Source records
'''

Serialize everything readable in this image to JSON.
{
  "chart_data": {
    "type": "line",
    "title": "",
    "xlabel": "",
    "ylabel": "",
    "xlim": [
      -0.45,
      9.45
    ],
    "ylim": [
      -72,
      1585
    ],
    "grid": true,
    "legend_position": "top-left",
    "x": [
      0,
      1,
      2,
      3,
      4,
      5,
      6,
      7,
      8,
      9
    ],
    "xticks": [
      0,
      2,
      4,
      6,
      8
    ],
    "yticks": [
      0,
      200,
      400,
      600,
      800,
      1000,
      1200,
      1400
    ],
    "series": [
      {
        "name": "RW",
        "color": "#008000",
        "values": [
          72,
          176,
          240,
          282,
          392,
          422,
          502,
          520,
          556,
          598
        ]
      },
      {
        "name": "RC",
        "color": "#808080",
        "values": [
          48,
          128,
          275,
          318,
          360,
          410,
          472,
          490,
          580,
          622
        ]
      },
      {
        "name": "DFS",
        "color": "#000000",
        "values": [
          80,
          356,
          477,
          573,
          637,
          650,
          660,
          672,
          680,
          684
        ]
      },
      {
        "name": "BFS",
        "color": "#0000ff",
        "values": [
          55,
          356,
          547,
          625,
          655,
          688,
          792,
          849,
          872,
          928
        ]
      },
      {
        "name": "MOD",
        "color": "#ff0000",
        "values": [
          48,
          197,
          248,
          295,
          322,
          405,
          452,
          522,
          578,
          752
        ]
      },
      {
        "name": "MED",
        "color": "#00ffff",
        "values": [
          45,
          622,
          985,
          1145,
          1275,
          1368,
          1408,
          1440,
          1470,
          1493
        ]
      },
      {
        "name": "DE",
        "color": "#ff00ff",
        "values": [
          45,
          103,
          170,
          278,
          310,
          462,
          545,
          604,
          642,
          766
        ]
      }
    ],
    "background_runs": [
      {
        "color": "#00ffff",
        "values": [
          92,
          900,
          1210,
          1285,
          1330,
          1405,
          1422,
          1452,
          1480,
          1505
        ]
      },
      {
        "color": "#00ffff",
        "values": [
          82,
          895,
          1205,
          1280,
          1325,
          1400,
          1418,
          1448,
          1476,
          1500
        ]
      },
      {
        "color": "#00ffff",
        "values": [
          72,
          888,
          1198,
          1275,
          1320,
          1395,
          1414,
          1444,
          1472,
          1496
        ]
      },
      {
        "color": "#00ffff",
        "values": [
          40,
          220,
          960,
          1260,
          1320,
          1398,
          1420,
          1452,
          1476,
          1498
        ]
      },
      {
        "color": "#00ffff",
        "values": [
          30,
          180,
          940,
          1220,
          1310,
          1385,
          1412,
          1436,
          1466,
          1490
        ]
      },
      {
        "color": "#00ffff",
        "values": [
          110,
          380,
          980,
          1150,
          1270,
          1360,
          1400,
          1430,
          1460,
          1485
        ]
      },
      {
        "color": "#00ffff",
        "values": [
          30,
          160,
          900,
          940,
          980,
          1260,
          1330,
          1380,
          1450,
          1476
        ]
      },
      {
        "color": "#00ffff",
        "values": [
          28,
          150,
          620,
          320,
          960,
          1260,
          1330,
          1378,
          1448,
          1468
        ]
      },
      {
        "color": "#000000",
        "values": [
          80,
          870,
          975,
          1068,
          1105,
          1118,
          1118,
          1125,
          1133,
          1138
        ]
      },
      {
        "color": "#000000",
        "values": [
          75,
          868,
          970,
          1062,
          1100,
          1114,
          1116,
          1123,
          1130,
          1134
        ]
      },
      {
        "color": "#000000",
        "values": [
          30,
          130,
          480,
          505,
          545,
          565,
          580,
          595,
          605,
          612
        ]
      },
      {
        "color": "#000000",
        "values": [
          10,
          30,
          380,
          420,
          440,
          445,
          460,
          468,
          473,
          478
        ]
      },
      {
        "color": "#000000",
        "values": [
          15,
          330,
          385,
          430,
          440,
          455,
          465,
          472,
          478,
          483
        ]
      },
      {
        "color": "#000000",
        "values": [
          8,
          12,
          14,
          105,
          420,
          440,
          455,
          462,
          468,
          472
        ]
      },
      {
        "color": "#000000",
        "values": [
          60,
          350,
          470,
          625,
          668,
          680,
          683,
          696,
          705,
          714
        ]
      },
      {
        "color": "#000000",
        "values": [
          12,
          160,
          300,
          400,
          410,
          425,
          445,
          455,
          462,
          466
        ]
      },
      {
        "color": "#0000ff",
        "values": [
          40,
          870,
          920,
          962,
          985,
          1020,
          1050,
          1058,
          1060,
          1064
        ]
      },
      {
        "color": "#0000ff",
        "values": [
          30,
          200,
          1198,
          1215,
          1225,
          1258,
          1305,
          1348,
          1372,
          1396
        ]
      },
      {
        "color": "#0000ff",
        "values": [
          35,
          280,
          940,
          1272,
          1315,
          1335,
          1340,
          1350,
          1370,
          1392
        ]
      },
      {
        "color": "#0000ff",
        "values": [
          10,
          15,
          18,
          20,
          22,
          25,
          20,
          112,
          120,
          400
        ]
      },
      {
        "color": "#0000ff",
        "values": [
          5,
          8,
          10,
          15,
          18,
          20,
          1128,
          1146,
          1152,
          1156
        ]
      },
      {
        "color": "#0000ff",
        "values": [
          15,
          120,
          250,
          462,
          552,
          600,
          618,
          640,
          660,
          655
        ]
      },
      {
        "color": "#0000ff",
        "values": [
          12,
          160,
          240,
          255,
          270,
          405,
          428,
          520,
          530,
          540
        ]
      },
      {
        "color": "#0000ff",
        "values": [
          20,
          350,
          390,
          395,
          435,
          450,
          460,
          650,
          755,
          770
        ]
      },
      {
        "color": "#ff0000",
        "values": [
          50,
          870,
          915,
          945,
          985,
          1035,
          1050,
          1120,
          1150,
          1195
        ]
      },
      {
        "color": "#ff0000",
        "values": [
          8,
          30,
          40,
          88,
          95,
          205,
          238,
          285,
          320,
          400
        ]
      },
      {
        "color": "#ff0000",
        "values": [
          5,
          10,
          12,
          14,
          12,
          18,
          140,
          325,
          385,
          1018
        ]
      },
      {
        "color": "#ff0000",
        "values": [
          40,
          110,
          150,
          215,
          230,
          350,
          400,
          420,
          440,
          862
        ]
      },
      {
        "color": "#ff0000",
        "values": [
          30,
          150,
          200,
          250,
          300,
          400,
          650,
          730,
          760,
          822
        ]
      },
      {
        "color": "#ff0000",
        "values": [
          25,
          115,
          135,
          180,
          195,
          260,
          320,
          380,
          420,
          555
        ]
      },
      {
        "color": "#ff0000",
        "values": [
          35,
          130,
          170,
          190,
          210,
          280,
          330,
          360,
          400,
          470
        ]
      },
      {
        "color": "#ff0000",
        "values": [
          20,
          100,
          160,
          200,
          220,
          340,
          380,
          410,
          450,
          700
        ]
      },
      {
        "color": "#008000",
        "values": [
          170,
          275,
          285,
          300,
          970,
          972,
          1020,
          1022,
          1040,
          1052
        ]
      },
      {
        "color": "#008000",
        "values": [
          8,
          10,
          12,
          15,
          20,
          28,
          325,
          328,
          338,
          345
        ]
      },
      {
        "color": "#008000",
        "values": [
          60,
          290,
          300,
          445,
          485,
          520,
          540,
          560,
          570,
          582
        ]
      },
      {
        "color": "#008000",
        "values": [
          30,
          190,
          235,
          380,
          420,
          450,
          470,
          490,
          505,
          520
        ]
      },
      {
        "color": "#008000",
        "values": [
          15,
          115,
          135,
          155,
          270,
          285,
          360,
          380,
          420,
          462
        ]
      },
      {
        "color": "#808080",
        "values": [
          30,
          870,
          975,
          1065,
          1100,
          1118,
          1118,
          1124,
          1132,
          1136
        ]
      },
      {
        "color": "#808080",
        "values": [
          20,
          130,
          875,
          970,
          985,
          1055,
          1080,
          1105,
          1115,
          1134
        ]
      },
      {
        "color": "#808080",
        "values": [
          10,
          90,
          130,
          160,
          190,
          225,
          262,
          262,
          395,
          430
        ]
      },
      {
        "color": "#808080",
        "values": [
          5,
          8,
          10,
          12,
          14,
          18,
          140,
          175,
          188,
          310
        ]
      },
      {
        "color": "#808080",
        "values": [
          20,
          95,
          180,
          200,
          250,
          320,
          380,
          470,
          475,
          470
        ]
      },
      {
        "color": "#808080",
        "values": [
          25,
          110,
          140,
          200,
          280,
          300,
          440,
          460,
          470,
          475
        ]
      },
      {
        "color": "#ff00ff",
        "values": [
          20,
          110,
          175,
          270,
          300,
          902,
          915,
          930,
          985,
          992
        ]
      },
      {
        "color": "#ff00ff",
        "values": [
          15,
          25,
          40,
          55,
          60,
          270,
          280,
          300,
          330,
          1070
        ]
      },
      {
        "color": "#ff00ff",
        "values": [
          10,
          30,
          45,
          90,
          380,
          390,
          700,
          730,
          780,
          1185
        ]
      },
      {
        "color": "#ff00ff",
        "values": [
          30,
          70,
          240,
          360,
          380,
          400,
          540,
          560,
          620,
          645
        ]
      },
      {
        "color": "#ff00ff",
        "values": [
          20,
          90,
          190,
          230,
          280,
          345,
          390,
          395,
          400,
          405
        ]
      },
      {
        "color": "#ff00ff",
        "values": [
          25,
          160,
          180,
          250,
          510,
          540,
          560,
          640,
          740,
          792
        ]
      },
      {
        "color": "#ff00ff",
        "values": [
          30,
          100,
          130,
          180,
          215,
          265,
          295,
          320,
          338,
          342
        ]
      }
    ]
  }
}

'''

§ Aim
Check each line above for the string "name", then copy the ones that have it.

§ Exercise answer
        "name": "RW",
        "name": "RC",
        "name": "DFS",
        "name": "BFS",
        "name": "MOD",
        "name": "MED",
        "name": "DE",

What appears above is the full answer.